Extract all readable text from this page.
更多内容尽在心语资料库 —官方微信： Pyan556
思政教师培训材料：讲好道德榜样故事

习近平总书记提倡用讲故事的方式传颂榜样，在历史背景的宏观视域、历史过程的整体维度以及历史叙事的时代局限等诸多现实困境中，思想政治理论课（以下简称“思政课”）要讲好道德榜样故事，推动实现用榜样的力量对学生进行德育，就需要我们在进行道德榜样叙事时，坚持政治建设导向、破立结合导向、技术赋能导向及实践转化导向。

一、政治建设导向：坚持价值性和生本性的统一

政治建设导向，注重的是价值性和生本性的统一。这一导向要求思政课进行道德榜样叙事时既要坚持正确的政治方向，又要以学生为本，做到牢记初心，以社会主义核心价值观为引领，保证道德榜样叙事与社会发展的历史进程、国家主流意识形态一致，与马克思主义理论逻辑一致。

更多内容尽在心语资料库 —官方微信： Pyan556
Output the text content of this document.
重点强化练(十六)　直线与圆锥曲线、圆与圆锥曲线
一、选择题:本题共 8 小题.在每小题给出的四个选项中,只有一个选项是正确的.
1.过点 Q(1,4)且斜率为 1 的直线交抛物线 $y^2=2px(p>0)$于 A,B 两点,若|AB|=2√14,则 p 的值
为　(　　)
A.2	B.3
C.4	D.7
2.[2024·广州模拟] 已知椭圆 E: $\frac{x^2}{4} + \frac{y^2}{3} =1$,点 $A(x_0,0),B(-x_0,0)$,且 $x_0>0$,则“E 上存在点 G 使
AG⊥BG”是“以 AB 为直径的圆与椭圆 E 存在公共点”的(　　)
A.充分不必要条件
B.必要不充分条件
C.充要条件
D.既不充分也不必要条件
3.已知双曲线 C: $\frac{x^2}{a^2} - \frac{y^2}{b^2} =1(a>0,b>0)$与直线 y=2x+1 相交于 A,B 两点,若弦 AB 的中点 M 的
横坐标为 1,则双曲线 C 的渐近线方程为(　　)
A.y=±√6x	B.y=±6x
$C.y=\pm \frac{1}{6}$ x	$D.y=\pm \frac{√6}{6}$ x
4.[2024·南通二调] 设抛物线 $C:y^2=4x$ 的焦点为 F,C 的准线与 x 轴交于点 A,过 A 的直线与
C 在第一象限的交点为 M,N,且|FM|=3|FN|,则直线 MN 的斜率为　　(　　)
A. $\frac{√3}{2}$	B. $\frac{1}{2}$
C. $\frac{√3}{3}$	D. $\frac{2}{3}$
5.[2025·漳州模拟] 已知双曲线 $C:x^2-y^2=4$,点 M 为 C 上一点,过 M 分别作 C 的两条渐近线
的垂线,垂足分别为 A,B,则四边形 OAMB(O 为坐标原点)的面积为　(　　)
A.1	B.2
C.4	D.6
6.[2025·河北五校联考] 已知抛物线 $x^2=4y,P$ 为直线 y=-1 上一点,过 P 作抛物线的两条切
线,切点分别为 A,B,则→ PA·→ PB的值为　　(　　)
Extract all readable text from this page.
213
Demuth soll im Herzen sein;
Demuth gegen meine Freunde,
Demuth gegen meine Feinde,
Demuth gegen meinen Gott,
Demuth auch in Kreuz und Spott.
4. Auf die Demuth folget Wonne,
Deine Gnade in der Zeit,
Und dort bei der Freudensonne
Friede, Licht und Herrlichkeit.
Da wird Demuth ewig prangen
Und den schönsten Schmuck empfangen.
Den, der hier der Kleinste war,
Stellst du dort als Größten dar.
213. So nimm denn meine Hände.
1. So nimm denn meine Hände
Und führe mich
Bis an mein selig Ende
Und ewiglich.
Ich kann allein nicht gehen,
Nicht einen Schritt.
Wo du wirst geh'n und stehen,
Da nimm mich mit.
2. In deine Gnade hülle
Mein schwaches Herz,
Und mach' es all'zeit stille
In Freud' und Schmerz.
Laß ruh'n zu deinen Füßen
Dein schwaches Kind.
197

TO DO:
Copy out each record, keeping every word as it is.

EXERCISE SOLUTION:
Extract all readable text from this page.
更多内容尽在心语资料库 —官方微信： Pyan556
思政教师培训材料：讲好道德榜样故事

习近平总书记提倡用讲故事的方式传颂榜样，在历史背景的宏观视域、历史过程的整体维度以及历史叙事的时代局限等诸多现实困境中，思想政治理论课（以下简称“思政课”）要讲好道德榜样故事，推动实现用榜样的力量对学生进行德育，就需要我们在进行道德榜样叙事时，坚持政治建设导向、破立结合导向、技术赋能导向及实践转化导向。

一、政治建设导向：坚持价值性和生本性的统一

政治建设导向，注重的是价值性和生本性的统一。这一导向要求思政课进行道德榜样叙事时既要坚持正确的政治方向，又要以学生为本，做到牢记初心，以社会主义核心价值观为引领，保证道德榜样叙事与社会发展的历史进程、国家主流意识形态一致，与马克思主义理论逻辑一致。

更多内容尽在心语资料库 —官方微信： Pyan556
Output the text content of this document.
重点强化练(十六)　直线与圆锥曲线、圆与圆锥曲线
一、选择题:本题共 8 小题.在每小题给出的四个选项中,只有一个选项是正确的.
1.过点 Q(1,4)且斜率为 1 的直线交抛物线 $y^2=2px(p>0)$于 A,B 两点,若|AB|=2√14,则 p 的值
为　(　　)
A.2	B.3
C.4	D.7
2.[2024·广州模拟] 已知椭圆 E: $\frac{x^2}{4} + \frac{y^2}{3} =1$,点 $A(x_0,0),B(-x_0,0)$,且 $x_0>0$,则“E 上存在点 G 使
AG⊥BG”是“以 AB 为直径的圆与椭圆 E 存在公共点”的(　　)
A.充分不必要条件
B.必要不充分条件
C.充要条件
D.既不充分也不必要条件
3.已知双曲线 C: $\frac{x^2}{a^2} - \frac{y^2}{b^2} =1(a>0,b>0)$与直线 y=2x+1 相交于 A,B 两点,若弦 AB 的中点 M 的
横坐标为 1,则双曲线 C 的渐近线方程为(　　)
A.y=±√6x	B.y=±6x
$C.y=\pm \frac{1}{6}$ x	$D.y=\pm \frac{√6}{6}$ x
4.[2024·南通二调] 设抛物线 $C:y^2=4x$ 的焦点为 F,C 的准线与 x 轴交于点 A,过 A 的直线与
C 在第一象限的交点为 M,N,且|FM|=3|FN|,则直线 MN 的斜率为　　(　　)
A. $\frac{√3}{2}$	B. $\frac{1}{2}$
C. $\frac{√3}{3}$	D. $\frac{2}{3}$
5.[2025·漳州模拟] 已知双曲线 $C:x^2-y^2=4$,点 M 为 C 上一点,过 M 分别作 C 的两条渐近线
的垂线,垂足分别为 A,B,则四边形 OAMB(O 为坐标原点)的面积为　(　　)
A.1	B.2
C.4	D.6
6.[2025·河北五校联考] 已知抛物线 $x^2=4y,P$ 为直线 y=-1 上一点,过 P 作抛物线的两条切
线,切点分别为 A,B,则→ PA·→ PB的值为　　(　　)
Extract all readable text from this page.
213
Demuth soll im Herzen sein;
Demuth gegen meine Freunde,
Demuth gegen meine Feinde,
Demuth gegen meinen Gott,
Demuth auch in Kreuz und Spott.
4. Auf die Demuth folget Wonne,
Deine Gnade in der Zeit,
Und dort bei der Freudensonne
Friede, Licht und Herrlichkeit.
Da wird Demuth ewig prangen
Und den schönsten Schmuck empfangen.
Den, der hier der Kleinste war,
Stellst du dort als Größten dar.
213. So nimm denn meine Hände.
1. So nimm denn meine Hände
Und führe mich
Bis an mein selig Ende
Und ewiglich.
Ich kann allein nicht gehen,
Nicht einen Schritt.
Wo du wirst geh'n und stehen,
Da nimm mich mit.
2. In deine Gnade hülle
Mein schwaches Herz,
Und mach' es all'zeit stille
In Freud' und Schmerz.
Laß ruh'n zu deinen Füßen
Dein schwaches Kind.
197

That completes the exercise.